* _Problem details_: Identify the lines bearing the string "carro" and gather them.
*-*-*
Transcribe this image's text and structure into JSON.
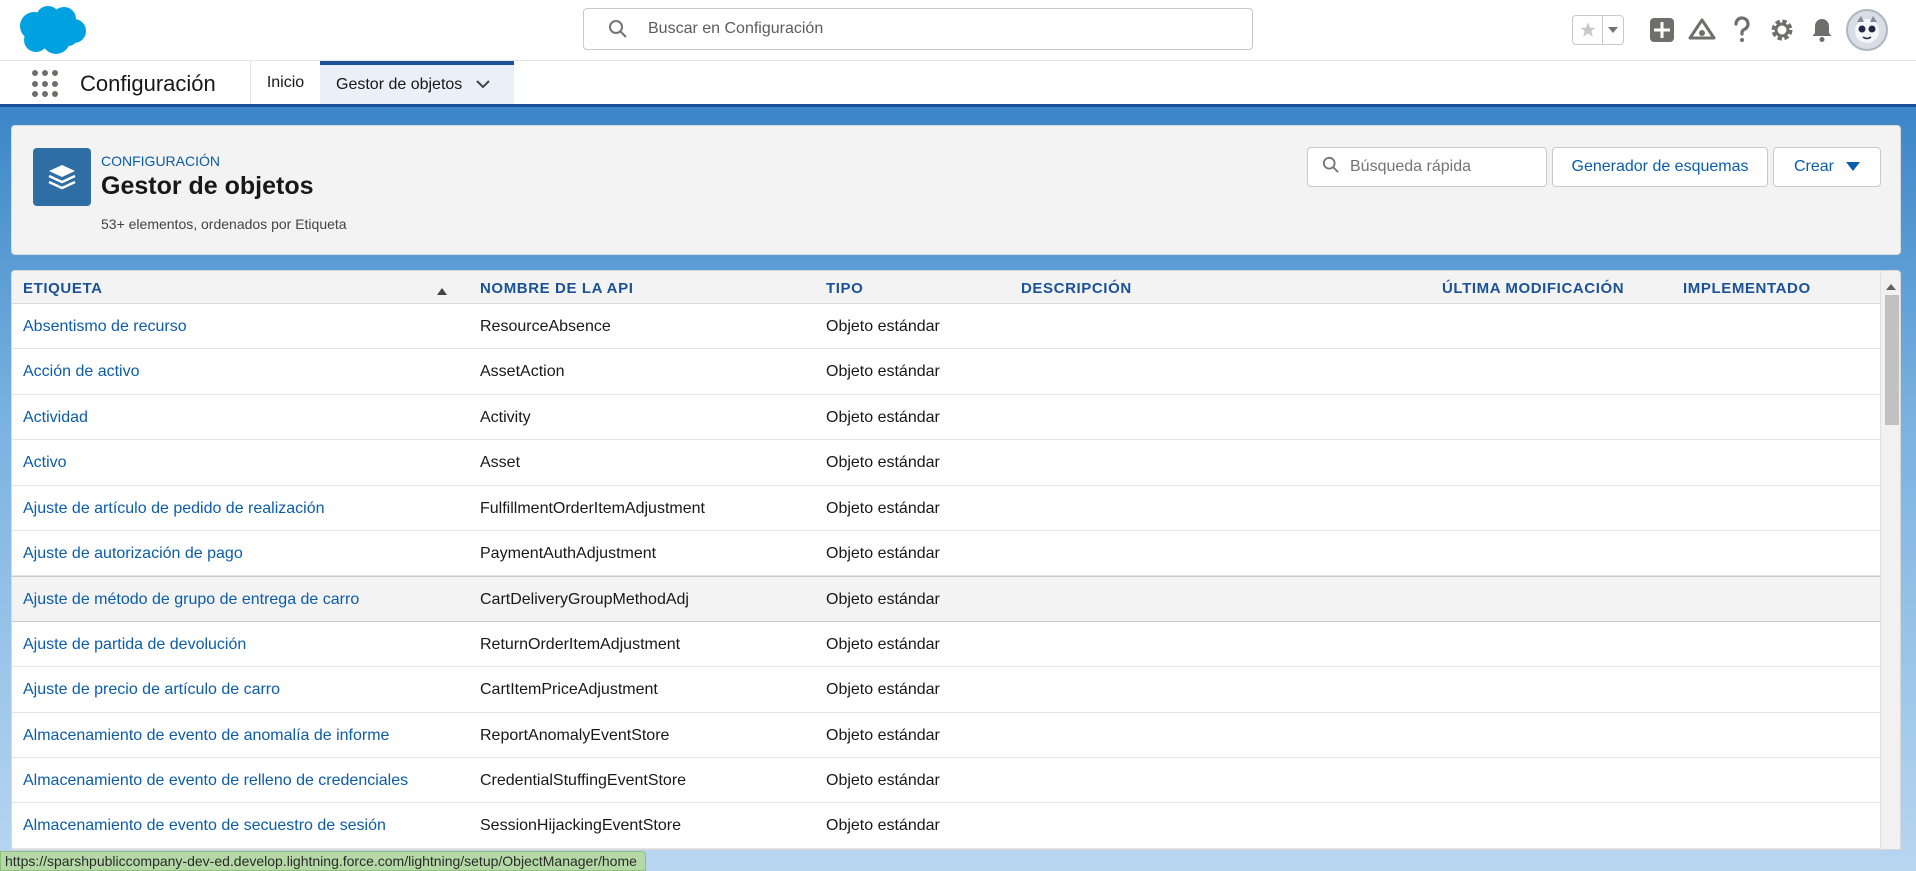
{
  "header": {
    "search_placeholder": "Buscar en Configuración"
  },
  "nav": {
    "app_name": "Configuración",
    "tabs": [
      {
        "label": "Inicio"
      },
      {
        "label": "Gestor de objetos"
      }
    ]
  },
  "page": {
    "breadcrumb": "CONFIGURACIÓN",
    "title": "Gestor de objetos",
    "subtitle": "53+ elementos, ordenados por Etiqueta",
    "quick_find_placeholder": "Búsqueda rápida",
    "schema_button": "Generador de esquemas",
    "create_button": "Crear"
  },
  "table": {
    "columns": [
      "ETIQUETA",
      "NOMBRE DE LA API",
      "TIPO",
      "DESCRIPCIÓN",
      "ÚLTIMA MODIFICACIÓN",
      "IMPLEMENTADO"
    ],
    "rows": [
      {
        "label": "Absentismo de recurso",
        "api": "ResourceAbsence",
        "type": "Objeto estándar"
      },
      {
        "label": "Acción de activo",
        "api": "AssetAction",
        "type": "Objeto estándar"
      },
      {
        "label": "Actividad",
        "api": "Activity",
        "type": "Objeto estándar"
      },
      {
        "label": "Activo",
        "api": "Asset",
        "type": "Objeto estándar"
      },
      {
        "label": "Ajuste de artículo de pedido de realización",
        "api": "FulfillmentOrderItemAdjustment",
        "type": "Objeto estándar"
      },
      {
        "label": "Ajuste de autorización de pago",
        "api": "PaymentAuthAdjustment",
        "type": "Objeto estándar"
      },
      {
        "label": "Ajuste de método de grupo de entrega de carro",
        "api": "CartDeliveryGroupMethodAdj",
        "type": "Objeto estándar"
      },
      {
        "label": "Ajuste de partida de devolución",
        "api": "ReturnOrderItemAdjustment",
        "type": "Objeto estándar"
      },
      {
        "label": "Ajuste de precio de artículo de carro",
        "api": "CartItemPriceAdjustment",
        "type": "Objeto estándar"
      },
      {
        "label": "Almacenamiento de evento de anomalía de informe",
        "api": "ReportAnomalyEventStore",
        "type": "Objeto estándar"
      },
      {
        "label": "Almacenamiento de evento de relleno de credenciales",
        "api": "CredentialStuffingEventStore",
        "type": "Objeto estándar"
      },
      {
        "label": "Almacenamiento de evento de secuestro de sesión",
        "api": "SessionHijackingEventStore",
        "type": "Objeto estándar"
      }
    ]
  },
  "status_bar": {
    "url": "https://sparshpubliccompany-dev-ed.develop.lightning.force.com/lightning/setup/ObjectManager/home"
  },
  "colors": {
    "brand": "#00a1e0",
    "link": "#0b5cab",
    "nav_accent": "#1b5297"
  }
}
*-*-*
* _Full response_:
        "label": "Ajuste de método de grupo de entrega de carro",
        "label": "Ajuste de precio de artículo de carro",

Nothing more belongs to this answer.